### TASK REQUIREMENTS
Work out how many lines have "title" in them. Give only that number.

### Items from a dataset

::::::::::

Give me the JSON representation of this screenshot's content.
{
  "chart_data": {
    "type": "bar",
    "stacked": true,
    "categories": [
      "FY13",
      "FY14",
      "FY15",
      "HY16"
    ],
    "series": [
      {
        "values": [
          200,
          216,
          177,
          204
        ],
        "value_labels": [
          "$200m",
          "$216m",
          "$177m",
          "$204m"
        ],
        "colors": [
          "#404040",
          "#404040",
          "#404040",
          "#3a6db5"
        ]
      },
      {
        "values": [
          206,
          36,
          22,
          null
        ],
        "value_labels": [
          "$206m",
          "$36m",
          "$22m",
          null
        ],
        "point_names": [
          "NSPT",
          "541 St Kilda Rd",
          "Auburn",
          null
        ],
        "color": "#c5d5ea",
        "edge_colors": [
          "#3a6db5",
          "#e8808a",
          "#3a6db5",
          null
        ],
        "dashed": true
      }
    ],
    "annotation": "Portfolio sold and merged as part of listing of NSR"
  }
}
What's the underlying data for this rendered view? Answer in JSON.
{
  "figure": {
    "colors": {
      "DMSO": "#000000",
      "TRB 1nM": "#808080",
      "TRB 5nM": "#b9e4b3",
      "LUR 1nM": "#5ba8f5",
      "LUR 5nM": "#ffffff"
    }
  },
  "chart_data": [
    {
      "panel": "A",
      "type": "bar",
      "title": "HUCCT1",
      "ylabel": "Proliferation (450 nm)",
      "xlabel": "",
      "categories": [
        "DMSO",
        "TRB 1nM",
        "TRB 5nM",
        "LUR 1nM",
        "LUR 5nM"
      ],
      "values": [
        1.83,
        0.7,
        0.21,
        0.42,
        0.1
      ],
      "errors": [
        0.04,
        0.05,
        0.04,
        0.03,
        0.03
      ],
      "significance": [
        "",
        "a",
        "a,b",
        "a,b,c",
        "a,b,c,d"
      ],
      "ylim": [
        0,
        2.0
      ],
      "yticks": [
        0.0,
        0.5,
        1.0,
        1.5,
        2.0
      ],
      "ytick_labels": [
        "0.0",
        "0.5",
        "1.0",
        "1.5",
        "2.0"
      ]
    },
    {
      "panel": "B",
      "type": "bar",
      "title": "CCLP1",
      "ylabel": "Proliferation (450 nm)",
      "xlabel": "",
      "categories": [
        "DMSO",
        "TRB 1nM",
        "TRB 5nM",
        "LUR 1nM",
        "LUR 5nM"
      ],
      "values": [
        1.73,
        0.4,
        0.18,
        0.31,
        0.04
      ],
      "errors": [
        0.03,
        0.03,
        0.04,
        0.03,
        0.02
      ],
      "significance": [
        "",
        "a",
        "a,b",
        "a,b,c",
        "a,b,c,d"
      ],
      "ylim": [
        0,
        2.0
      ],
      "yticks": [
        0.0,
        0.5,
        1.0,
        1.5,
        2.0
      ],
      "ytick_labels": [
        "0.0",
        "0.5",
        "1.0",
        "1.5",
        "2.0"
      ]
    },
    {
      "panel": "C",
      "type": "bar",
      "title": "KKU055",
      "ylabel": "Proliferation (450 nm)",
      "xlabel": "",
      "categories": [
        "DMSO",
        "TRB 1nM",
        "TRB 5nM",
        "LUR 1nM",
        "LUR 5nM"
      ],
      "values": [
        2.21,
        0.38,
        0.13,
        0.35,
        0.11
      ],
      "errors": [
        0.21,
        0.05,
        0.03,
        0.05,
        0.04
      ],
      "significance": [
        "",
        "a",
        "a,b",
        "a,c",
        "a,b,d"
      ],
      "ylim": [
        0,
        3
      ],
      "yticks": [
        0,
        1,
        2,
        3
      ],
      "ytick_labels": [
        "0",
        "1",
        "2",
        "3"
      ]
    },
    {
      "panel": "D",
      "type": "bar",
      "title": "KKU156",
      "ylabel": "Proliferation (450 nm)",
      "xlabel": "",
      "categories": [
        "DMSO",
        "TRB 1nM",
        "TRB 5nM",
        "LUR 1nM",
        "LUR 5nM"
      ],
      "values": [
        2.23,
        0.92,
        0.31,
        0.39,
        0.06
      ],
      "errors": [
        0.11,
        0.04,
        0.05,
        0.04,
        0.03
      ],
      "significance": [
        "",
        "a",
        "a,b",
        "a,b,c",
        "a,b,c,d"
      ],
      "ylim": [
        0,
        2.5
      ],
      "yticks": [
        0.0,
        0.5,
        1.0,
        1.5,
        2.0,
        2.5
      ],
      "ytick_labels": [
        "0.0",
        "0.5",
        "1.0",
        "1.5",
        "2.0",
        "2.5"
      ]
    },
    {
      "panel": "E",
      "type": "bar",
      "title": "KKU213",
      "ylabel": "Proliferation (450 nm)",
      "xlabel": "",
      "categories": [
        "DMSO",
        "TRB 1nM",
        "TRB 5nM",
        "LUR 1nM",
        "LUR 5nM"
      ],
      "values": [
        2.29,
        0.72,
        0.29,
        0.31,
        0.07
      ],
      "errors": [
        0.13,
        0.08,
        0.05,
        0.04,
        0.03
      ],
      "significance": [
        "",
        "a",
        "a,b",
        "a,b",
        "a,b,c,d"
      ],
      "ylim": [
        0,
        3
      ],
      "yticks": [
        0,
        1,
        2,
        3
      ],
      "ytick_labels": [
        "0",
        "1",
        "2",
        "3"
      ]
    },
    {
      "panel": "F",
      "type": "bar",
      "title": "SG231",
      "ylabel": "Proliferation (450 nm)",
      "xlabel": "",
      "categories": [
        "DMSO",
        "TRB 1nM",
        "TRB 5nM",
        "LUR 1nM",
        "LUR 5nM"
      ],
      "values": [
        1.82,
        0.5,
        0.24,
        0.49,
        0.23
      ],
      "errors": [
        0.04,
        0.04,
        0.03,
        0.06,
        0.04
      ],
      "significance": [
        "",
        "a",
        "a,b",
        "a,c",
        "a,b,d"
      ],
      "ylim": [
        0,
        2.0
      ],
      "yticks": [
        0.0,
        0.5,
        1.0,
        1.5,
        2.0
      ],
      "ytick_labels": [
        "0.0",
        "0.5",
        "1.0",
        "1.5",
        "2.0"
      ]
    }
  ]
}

::::::::::

### TASK SOLUTION
6